### [SHORT TASK]
Go through the entries below and copy each line containing the word "this".

### [PROVIDED INFORMATION]
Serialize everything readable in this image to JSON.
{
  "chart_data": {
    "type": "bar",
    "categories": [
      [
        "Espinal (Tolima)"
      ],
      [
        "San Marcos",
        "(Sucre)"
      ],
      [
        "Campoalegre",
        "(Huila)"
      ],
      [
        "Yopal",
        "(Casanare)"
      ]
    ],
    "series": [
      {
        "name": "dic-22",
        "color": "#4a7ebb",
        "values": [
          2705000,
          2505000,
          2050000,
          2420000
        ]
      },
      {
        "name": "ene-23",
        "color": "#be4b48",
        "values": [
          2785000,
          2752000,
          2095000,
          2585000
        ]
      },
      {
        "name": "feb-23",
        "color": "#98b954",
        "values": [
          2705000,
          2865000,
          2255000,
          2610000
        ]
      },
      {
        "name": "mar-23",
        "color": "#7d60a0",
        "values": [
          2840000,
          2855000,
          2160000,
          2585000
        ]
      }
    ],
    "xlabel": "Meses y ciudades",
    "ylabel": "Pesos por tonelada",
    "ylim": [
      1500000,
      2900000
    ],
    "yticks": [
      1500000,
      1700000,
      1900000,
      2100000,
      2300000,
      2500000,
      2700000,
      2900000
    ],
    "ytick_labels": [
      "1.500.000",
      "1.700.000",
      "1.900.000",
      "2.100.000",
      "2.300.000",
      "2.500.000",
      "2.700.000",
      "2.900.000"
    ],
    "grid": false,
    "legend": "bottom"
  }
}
==
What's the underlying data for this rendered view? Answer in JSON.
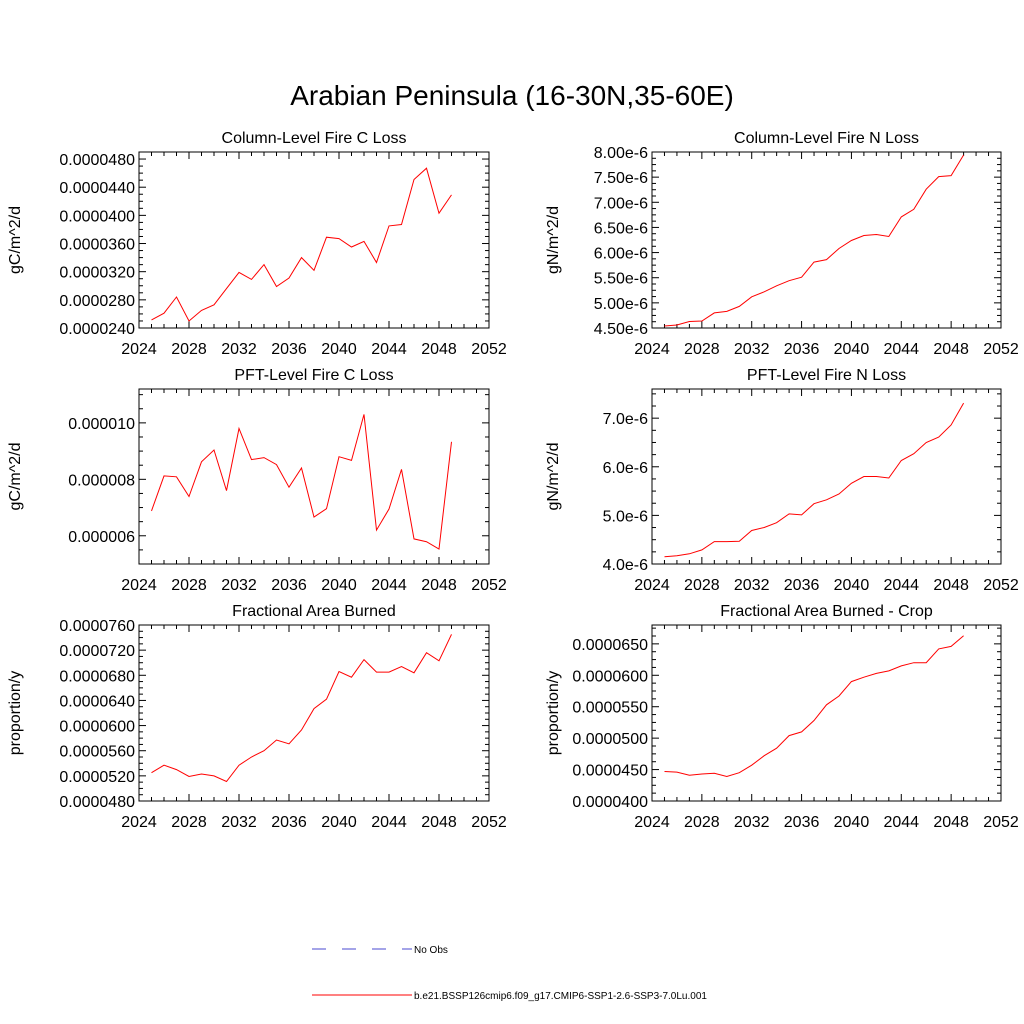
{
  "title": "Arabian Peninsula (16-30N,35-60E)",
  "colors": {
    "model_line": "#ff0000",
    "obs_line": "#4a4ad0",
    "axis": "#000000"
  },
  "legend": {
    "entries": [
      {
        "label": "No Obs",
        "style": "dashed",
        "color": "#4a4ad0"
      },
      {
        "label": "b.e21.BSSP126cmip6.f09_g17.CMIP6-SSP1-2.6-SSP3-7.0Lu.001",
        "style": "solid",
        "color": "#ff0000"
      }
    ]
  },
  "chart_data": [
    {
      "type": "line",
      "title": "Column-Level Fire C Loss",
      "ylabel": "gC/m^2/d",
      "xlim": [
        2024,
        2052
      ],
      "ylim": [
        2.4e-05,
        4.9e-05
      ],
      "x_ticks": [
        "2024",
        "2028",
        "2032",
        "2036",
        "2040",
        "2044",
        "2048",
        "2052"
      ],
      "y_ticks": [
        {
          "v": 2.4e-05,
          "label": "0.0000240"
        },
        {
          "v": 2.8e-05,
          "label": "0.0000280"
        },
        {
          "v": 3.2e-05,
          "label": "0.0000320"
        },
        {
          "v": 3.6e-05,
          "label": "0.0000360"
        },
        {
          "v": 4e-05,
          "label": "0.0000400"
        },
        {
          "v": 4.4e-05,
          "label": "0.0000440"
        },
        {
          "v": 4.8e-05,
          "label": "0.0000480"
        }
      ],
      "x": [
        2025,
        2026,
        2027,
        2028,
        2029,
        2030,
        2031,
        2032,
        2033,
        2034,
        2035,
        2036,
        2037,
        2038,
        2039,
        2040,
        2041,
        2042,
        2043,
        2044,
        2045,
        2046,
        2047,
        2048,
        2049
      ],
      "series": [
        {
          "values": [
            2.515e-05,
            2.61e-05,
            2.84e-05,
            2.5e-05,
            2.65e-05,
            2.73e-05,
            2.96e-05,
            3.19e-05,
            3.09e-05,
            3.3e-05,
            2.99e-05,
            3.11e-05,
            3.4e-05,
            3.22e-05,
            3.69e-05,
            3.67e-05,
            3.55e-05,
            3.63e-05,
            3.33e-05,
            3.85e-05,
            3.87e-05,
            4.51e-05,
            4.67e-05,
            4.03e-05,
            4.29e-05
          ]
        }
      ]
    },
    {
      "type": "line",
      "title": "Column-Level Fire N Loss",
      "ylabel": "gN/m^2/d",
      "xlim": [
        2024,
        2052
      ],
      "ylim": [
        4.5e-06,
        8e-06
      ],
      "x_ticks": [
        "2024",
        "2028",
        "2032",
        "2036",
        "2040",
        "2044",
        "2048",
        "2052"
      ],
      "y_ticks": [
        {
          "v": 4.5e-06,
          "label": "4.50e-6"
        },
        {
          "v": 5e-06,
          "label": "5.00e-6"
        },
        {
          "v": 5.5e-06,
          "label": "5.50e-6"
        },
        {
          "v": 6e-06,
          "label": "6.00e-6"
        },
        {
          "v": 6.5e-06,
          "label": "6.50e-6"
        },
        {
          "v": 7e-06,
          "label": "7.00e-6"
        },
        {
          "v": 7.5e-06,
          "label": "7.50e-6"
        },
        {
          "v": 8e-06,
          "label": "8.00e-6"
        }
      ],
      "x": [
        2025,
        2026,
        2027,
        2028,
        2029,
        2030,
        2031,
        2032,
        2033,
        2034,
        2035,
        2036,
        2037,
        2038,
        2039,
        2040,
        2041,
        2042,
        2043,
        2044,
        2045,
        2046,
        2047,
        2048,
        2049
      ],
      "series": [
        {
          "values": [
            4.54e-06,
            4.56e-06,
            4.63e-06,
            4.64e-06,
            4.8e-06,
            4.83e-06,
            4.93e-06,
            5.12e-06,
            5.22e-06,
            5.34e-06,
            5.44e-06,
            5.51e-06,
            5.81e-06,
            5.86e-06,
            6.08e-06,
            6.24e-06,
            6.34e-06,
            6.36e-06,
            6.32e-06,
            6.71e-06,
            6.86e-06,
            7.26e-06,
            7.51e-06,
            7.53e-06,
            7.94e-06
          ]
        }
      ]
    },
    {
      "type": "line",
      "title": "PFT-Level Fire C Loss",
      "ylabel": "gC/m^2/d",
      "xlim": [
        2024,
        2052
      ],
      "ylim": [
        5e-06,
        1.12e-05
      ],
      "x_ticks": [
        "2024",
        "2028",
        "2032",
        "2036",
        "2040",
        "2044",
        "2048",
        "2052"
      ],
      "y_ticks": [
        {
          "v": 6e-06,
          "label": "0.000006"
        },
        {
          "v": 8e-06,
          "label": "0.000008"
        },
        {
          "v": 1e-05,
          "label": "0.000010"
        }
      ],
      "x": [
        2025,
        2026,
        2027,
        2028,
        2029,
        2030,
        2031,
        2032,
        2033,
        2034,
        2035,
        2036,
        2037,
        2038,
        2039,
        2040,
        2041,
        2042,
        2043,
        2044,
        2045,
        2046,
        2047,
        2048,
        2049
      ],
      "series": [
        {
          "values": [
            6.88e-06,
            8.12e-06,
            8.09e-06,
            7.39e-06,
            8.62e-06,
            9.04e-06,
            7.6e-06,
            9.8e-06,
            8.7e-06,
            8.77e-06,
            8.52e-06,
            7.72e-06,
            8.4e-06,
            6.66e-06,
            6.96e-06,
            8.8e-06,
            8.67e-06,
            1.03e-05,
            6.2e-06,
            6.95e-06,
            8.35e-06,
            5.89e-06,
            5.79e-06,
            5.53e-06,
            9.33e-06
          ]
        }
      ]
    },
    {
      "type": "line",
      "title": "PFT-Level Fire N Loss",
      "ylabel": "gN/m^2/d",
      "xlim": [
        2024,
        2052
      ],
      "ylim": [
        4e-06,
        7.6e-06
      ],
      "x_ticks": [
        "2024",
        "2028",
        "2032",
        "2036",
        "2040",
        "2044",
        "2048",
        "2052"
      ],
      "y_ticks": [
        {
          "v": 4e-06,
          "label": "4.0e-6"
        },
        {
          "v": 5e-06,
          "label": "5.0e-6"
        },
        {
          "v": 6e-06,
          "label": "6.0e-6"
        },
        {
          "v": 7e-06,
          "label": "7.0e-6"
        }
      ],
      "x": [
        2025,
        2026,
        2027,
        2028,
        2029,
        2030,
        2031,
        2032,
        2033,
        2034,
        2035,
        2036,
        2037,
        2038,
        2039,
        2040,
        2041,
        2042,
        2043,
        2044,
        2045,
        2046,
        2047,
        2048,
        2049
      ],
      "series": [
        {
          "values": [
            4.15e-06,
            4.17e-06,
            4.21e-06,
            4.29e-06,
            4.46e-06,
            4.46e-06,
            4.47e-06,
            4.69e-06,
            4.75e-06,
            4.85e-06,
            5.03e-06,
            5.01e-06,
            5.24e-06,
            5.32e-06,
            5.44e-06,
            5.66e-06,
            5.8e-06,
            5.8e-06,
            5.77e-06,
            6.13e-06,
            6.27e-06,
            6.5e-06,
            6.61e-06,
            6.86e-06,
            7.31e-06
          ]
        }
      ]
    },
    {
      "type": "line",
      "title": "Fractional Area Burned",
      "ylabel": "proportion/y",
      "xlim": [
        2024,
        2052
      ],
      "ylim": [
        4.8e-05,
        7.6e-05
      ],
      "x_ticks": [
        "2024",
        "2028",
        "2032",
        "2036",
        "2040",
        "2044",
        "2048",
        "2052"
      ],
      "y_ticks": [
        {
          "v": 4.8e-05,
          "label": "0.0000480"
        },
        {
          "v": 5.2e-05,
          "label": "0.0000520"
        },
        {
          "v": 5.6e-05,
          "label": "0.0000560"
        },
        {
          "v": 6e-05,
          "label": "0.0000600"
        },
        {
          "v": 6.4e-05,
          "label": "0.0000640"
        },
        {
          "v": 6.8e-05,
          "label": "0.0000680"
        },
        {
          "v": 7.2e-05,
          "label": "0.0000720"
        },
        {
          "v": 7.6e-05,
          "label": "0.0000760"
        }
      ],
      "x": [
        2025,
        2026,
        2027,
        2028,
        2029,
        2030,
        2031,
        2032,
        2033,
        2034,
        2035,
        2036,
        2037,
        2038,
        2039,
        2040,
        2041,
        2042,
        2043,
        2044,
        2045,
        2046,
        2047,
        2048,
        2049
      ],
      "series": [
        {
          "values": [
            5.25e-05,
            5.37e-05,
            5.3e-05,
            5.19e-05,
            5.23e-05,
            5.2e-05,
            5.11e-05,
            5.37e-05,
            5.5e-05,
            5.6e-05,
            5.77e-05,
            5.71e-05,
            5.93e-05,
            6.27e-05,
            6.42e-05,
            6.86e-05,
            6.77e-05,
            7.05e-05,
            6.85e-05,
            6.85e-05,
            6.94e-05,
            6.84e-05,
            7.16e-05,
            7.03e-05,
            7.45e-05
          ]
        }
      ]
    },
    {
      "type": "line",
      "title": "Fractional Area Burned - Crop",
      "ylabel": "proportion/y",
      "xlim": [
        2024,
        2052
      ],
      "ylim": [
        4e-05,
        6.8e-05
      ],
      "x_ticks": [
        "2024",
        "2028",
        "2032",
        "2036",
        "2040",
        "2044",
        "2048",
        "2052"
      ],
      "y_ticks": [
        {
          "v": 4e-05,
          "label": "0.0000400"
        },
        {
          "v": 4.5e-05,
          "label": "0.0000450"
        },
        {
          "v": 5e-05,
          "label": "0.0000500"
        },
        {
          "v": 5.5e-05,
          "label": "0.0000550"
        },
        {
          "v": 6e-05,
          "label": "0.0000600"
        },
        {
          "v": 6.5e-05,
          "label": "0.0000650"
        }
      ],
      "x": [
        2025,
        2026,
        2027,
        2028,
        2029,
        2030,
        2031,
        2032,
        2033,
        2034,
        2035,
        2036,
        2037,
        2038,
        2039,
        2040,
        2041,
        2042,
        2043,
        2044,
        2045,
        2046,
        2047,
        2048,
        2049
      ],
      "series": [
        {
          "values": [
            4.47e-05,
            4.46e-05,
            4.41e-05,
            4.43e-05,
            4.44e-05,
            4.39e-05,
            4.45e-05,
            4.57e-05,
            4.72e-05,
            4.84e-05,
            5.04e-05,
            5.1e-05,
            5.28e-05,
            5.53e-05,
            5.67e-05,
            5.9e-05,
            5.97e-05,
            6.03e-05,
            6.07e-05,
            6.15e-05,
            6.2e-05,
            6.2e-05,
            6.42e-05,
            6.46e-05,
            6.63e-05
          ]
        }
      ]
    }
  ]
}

### [EXERCISE OUTPUT]
Serialize everything readable in this image to JSON.
What's the underlying data for this rendered view? Answer in JSON.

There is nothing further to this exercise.